■ TASK OBJECTIVE ■
Work through the data line by line, gathering every line that has the word "title".
═══ EXTRACTED MATERIAL
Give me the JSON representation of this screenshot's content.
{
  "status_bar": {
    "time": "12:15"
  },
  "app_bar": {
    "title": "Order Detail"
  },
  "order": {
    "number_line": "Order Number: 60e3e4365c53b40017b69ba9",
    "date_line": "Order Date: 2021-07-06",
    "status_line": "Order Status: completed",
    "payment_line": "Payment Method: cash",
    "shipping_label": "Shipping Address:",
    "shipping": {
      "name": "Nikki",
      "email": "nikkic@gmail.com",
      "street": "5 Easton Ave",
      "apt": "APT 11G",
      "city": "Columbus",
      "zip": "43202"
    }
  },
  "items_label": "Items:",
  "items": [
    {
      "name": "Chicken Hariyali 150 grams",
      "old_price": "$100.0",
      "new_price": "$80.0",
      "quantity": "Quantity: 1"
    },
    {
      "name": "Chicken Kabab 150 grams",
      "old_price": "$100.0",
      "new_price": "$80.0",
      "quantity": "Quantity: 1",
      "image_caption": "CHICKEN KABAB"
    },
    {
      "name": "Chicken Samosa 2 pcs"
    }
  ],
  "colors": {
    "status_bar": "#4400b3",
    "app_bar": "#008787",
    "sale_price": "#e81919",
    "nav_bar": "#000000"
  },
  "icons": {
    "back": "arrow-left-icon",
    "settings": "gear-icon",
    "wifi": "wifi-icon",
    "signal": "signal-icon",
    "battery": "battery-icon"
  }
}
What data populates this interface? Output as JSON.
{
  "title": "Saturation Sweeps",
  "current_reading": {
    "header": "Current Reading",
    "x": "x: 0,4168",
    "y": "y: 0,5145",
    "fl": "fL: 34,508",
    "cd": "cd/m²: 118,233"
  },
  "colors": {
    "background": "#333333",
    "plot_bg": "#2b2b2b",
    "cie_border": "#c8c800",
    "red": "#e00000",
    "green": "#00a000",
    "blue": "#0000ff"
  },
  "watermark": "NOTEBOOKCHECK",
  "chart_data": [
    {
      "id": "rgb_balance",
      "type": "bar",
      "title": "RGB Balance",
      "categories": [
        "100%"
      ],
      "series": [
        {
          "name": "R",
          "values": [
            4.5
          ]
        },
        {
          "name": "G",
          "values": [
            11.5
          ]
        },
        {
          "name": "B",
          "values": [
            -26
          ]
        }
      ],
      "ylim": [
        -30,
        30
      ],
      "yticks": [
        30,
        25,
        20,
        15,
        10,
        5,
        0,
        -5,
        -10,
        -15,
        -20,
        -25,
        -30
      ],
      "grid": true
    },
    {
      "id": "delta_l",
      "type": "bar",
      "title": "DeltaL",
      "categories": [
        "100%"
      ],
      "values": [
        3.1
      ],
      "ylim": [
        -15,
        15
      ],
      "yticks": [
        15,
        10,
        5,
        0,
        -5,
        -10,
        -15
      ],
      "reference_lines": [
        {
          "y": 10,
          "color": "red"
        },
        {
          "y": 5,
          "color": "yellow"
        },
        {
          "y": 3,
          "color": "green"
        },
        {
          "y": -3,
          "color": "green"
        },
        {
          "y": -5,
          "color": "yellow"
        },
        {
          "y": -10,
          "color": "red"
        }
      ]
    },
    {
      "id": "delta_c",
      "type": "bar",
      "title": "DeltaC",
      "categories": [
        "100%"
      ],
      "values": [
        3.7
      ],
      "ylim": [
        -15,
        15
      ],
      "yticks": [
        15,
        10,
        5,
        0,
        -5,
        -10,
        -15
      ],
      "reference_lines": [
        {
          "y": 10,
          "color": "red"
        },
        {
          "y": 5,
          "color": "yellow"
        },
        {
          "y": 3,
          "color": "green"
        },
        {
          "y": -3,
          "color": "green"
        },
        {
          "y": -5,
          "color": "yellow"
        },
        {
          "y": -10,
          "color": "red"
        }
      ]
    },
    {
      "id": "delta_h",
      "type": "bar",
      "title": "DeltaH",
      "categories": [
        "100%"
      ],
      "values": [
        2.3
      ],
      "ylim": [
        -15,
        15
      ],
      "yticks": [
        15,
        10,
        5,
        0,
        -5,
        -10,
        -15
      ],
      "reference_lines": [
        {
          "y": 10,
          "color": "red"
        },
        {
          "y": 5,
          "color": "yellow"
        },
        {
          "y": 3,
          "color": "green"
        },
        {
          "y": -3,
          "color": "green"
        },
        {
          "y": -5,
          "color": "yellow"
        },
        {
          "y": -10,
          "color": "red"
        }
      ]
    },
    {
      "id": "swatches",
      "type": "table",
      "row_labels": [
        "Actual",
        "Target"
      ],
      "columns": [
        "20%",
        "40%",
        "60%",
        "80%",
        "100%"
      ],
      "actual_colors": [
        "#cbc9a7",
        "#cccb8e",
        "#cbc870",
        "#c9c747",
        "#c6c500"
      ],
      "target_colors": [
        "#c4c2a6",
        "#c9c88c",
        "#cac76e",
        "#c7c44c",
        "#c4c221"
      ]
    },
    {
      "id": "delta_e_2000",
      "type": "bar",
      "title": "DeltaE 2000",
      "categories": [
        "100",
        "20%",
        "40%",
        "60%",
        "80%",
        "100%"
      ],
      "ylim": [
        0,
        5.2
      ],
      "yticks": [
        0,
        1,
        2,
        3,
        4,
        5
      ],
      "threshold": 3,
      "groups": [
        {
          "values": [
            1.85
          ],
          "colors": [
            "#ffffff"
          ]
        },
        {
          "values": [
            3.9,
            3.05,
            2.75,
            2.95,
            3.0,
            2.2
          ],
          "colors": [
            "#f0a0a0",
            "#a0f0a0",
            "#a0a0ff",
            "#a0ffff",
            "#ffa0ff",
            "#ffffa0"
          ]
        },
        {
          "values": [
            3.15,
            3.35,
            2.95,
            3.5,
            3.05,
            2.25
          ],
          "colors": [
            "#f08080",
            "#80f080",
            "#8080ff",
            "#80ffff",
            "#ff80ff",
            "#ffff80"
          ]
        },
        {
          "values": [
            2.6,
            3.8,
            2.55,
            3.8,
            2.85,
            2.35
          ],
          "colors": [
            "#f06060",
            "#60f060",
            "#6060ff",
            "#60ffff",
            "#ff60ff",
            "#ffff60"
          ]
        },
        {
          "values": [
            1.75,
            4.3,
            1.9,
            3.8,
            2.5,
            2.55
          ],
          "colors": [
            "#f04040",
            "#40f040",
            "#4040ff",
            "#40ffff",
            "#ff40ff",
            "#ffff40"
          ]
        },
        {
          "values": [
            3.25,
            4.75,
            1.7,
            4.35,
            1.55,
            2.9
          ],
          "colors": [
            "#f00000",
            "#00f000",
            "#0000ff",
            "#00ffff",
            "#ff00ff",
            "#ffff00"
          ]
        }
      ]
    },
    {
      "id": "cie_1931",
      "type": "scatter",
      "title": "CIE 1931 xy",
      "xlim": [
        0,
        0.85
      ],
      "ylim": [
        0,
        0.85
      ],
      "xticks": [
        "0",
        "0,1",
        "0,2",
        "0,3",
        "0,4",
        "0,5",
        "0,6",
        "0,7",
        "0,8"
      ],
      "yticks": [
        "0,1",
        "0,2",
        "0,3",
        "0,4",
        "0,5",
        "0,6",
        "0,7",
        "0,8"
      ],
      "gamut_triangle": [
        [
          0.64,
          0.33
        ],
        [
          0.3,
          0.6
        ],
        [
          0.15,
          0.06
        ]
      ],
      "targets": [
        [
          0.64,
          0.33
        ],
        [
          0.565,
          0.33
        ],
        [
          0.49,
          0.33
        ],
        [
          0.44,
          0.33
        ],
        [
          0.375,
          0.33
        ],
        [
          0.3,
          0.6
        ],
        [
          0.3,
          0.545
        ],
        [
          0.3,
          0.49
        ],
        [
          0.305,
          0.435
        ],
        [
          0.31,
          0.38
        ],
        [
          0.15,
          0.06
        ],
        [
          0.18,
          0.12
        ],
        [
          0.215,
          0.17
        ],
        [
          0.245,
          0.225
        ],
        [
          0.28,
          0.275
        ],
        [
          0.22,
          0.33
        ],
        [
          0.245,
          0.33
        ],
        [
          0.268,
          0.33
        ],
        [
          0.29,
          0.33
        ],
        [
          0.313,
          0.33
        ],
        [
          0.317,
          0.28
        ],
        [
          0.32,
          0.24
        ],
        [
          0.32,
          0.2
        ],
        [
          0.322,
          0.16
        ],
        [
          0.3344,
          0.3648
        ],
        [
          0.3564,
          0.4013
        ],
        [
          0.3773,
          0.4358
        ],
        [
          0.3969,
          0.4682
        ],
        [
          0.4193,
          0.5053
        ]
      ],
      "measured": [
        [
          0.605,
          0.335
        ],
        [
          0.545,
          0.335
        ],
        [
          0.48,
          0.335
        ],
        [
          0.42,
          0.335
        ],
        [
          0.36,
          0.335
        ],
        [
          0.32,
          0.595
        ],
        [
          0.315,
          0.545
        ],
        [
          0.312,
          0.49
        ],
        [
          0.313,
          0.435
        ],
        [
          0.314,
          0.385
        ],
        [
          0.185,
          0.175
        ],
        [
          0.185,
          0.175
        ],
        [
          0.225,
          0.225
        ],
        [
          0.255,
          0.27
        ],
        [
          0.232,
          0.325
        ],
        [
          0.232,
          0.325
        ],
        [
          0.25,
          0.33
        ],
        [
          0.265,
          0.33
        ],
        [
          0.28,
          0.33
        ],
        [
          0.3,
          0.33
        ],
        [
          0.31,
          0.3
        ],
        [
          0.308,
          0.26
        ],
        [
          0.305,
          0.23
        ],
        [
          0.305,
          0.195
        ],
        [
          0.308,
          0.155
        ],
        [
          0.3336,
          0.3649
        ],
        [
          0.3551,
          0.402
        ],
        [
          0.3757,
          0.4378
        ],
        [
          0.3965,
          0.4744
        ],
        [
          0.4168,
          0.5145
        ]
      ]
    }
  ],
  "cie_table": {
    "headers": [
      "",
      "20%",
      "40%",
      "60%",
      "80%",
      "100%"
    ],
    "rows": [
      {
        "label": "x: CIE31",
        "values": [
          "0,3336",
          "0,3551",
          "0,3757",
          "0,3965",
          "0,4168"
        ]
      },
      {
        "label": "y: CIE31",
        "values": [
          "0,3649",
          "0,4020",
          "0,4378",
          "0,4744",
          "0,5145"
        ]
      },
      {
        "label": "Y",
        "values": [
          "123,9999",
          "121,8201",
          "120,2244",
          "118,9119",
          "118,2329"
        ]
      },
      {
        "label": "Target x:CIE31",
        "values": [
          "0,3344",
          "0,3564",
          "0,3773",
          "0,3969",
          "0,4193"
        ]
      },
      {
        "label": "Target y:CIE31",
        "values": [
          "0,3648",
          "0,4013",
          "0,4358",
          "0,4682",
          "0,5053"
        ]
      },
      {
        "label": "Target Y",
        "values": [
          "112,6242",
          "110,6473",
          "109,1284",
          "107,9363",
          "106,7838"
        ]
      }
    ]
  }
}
══════
■ COMPLETED TASK ■
    "title": "Order Detail"
  "title": "Saturation Sweeps",
      "title": "RGB Balance",
      "title": "DeltaL",
      "title": "DeltaC",
      "title": "DeltaH",
      "title": "DeltaE 2000",
      "title": "CIE 1931 xy",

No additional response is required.